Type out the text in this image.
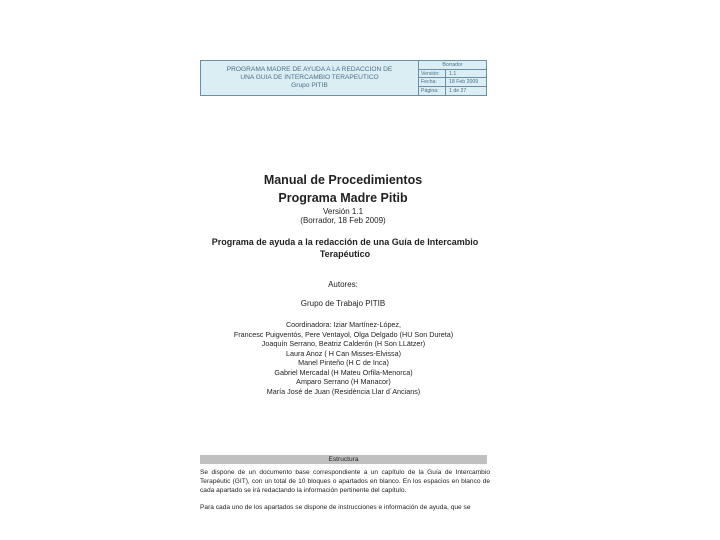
PROGRAMA MADRE DE AYUDA A LA REDACCION DE
UNA GUIA DE INTERCAMBIO TERAPEUTICO
Grupo PITIB
Borrador
Versión:	1.1
Fecha:	18 Feb 2009
Página:	1 de 27
Manual de Procedimientos
Programa Madre Pitib
Versión 1.1
(Borrador, 18 Feb 2009)
Programa de ayuda a la redacción de una Guía de Intercambio
Terapéutico
Autores:
Grupo de Trabajo PITIB
Coordinadora: Iziar Martínez-López,
Francesc Puigventós, Pere Ventayol, Olga Delgado (HU Son Dureta)
Joaquín Serrano, Beatriz Calderón (H Son LLätzer)
Laura Anoz ( H Can Misses-Elvissa)
Manel Pinteño (H C de Inca)
Gabriel Mercadal (H Mateu Orfila-Menorca)
Amparo Serrano (H Manacor)
María José de Juan (Residència Llar d´Ancians)
Estructura

Se dispone de un documento base correspondiente a un capítulo de la Guía de Intercambio Terapéutic (GIT), con un total de 10 bloques o apartados en blanco. En los espacios en blanco de cada apartado se irá redactando la información pertinente del capítulo.

Para cada uno de los apartados se dispone de instrucciones e información de ayuda, que se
::::
# [Instructions for the task]
Print the records above exactly as they stand, but leave out the pictures.

# [Completed exercise]
Type out the text in this image.
PROGRAMA MADRE DE AYUDA A LA REDACCION DE
UNA GUIA DE INTERCAMBIO TERAPEUTICO
Grupo PITIB
Borrador
Versión:	1.1
Fecha:	18 Feb 2009
Página:	1 de 27
Manual de Procedimientos
Programa Madre Pitib
Versión 1.1
(Borrador, 18 Feb 2009)
Programa de ayuda a la redacción de una Guía de Intercambio
Terapéutico
Autores:
Grupo de Trabajo PITIB
Coordinadora: Iziar Martínez-López,
Francesc Puigventós, Pere Ventayol, Olga Delgado (HU Son Dureta)
Joaquín Serrano, Beatriz Calderón (H Son LLätzer)
Laura Anoz ( H Can Misses-Elvissa)
Manel Pinteño (H C de Inca)
Gabriel Mercadal (H Mateu Orfila-Menorca)
Amparo Serrano (H Manacor)
María José de Juan (Residència Llar d´Ancians)
Estructura

Se dispone de un documento base correspondiente a un capítulo de la Guía de Intercambio Terapéutic (GIT), con un total de 10 bloques o apartados en blanco. En los espacios en blanco de cada apartado se irá redactando la información pertinente del capítulo.

Para cada uno de los apartados se dispone de instrucciones e información de ayuda, que se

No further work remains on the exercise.